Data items
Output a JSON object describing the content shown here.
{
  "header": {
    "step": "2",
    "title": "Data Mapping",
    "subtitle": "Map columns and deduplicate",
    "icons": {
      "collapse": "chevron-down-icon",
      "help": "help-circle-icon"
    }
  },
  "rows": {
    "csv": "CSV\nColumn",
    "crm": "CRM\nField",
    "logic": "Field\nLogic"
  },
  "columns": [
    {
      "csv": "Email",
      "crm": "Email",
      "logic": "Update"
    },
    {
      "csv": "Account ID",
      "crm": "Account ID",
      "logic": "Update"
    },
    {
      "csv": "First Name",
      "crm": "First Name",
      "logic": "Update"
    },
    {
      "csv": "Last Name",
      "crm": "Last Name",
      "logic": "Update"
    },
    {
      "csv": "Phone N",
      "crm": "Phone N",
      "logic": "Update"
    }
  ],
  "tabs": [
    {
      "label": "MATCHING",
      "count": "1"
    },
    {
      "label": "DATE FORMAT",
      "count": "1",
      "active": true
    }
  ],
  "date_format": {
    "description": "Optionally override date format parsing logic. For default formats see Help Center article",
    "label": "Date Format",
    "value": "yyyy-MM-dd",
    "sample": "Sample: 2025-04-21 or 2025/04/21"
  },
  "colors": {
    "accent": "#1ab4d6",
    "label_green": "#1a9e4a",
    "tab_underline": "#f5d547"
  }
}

WRITTEN REQUEST
Your task is to reproduce all of the records exactly.

SOLUTION FOR THIS PROBLEM
Output a JSON object describing the content shown here.
{
  "header": {
    "step": "2",
    "title": "Data Mapping",
    "subtitle": "Map columns and deduplicate",
    "icons": {
      "collapse": "chevron-down-icon",
      "help": "help-circle-icon"
    }
  },
  "rows": {
    "csv": "CSV\nColumn",
    "crm": "CRM\nField",
    "logic": "Field\nLogic"
  },
  "columns": [
    {
      "csv": "Email",
      "crm": "Email",
      "logic": "Update"
    },
    {
      "csv": "Account ID",
      "crm": "Account ID",
      "logic": "Update"
    },
    {
      "csv": "First Name",
      "crm": "First Name",
      "logic": "Update"
    },
    {
      "csv": "Last Name",
      "crm": "Last Name",
      "logic": "Update"
    },
    {
      "csv": "Phone N",
      "crm": "Phone N",
      "logic": "Update"
    }
  ],
  "tabs": [
    {
      "label": "MATCHING",
      "count": "1"
    },
    {
      "label": "DATE FORMAT",
      "count": "1",
      "active": true
    }
  ],
  "date_format": {
    "description": "Optionally override date format parsing logic. For default formats see Help Center article",
    "label": "Date Format",
    "value": "yyyy-MM-dd",
    "sample": "Sample: 2025-04-21 or 2025/04/21"
  },
  "colors": {
    "accent": "#1ab4d6",
    "label_green": "#1a9e4a",
    "tab_underline": "#f5d547"
  }
}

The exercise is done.